=== Records for the exercise ===

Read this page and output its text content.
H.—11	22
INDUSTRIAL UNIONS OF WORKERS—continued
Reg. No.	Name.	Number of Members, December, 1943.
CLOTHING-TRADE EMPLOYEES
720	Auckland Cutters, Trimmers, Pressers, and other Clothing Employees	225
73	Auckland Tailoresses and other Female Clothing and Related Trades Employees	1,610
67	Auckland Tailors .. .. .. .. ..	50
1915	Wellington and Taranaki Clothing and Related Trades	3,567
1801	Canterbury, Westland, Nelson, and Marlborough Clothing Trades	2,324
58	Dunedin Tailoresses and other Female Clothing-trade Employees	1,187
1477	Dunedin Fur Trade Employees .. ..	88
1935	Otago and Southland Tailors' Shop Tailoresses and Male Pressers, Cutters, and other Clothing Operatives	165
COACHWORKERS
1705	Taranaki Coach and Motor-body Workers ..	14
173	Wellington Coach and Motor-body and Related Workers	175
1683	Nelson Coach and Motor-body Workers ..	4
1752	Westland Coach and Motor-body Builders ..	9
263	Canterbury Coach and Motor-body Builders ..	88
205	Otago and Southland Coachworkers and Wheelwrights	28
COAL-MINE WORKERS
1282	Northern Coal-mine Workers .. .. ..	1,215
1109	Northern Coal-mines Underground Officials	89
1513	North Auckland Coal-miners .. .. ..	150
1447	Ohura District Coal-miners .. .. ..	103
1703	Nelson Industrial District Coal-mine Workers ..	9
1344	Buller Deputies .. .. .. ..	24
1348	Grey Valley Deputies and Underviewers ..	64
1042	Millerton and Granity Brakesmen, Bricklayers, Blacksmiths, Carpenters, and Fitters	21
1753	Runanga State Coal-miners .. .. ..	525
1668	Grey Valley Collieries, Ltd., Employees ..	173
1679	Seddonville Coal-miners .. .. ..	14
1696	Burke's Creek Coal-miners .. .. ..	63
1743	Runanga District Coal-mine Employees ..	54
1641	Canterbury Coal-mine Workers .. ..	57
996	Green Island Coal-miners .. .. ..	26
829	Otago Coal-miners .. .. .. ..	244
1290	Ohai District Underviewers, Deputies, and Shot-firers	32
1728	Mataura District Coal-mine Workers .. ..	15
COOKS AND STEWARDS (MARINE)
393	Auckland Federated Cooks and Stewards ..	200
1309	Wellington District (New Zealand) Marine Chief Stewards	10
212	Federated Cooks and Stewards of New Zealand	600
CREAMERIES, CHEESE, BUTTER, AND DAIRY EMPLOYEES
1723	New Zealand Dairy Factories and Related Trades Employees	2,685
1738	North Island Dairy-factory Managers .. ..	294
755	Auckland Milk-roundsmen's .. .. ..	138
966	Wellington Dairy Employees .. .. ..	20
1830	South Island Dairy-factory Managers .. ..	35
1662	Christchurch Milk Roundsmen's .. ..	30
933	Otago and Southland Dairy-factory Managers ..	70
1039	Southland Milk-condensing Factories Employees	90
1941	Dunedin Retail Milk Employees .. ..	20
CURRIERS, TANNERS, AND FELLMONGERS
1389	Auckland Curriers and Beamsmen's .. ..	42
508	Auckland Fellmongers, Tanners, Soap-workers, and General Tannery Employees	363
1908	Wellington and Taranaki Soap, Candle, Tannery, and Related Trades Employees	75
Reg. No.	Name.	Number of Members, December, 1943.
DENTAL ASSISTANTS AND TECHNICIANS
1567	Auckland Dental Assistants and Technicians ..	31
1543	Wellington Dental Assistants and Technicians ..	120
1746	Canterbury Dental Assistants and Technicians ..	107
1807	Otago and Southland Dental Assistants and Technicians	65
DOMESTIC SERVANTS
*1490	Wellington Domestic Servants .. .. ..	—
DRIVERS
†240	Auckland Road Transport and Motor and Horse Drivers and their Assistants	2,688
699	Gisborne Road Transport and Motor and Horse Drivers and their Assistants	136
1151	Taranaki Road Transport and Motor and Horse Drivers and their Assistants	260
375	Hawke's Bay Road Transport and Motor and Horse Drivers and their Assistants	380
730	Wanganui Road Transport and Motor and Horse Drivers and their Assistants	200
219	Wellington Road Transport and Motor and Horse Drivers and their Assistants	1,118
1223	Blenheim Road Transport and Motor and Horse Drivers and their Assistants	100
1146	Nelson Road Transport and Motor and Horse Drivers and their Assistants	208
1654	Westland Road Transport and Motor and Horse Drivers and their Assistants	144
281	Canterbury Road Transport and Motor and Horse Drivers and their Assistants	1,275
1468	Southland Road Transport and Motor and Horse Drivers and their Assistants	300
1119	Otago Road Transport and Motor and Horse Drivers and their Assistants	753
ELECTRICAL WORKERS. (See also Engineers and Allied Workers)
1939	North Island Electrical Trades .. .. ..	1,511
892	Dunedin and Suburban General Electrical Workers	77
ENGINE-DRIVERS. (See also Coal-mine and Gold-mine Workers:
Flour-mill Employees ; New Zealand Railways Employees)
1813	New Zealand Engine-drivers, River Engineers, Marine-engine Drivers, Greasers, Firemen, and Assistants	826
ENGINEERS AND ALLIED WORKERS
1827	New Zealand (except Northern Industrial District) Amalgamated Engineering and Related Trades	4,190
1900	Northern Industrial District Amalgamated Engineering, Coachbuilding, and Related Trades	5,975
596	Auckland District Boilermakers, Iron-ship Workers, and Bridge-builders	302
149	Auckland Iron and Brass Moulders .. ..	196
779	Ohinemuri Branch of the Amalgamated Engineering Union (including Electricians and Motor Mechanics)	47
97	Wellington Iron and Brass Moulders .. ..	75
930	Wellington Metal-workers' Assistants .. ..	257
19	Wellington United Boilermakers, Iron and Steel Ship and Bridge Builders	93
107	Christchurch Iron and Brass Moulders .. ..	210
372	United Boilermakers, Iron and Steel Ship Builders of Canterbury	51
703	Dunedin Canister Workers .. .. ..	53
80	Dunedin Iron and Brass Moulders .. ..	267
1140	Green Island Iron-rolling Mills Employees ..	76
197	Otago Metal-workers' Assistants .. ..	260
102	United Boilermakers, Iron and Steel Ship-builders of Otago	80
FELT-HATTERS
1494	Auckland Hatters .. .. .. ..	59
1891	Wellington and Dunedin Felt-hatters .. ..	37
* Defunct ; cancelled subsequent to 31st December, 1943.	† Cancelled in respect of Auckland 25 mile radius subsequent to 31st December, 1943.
---
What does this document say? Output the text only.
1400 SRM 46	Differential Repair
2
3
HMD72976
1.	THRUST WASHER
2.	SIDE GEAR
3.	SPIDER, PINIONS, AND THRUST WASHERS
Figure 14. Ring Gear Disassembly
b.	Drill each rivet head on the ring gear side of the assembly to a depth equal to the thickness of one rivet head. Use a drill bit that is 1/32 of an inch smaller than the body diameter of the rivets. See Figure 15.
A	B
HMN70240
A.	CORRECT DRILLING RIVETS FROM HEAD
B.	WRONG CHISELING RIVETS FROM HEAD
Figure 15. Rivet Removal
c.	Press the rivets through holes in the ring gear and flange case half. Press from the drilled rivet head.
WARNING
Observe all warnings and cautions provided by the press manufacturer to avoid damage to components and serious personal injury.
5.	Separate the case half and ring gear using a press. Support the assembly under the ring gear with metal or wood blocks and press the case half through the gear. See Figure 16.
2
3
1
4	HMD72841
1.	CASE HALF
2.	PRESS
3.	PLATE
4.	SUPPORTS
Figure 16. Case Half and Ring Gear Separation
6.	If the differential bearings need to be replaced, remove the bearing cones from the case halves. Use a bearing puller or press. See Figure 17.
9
--
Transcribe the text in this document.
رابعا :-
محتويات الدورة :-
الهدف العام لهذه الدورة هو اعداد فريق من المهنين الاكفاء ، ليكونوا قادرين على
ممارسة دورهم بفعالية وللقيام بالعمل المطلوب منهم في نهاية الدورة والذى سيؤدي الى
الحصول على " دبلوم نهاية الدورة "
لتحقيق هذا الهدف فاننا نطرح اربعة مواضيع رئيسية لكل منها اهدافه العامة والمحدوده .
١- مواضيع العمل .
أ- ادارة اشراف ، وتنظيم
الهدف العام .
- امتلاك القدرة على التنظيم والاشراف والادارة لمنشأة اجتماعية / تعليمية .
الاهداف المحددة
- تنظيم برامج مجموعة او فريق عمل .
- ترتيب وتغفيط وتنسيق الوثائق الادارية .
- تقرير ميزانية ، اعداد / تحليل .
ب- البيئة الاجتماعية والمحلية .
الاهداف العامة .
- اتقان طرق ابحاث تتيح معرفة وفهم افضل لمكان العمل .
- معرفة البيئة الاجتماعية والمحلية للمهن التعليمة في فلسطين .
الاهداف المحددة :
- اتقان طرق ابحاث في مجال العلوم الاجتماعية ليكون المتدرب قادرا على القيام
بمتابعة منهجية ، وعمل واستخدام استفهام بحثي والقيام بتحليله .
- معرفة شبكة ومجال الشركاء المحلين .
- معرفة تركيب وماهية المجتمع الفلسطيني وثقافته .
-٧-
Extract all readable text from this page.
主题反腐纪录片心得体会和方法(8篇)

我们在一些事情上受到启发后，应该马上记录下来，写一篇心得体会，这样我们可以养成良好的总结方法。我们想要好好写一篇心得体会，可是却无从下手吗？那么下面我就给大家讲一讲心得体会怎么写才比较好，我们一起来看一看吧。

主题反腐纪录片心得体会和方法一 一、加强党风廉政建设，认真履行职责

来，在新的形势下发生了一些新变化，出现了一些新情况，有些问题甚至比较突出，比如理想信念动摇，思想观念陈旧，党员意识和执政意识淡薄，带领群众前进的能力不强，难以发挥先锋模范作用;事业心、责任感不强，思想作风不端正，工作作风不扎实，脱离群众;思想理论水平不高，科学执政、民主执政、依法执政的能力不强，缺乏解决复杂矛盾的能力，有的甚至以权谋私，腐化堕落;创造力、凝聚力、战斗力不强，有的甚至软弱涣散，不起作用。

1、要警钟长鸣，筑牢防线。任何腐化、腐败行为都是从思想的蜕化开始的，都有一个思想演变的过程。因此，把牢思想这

=== Requirement ===
Gather and copy every line of the data in which the string "والمحلية" is found.

=== Correct output ===
ب- البيئة الاجتماعية والمحلية .
- معرفة البيئة الاجتماعية والمحلية للمهن التعليمة في فلسطين .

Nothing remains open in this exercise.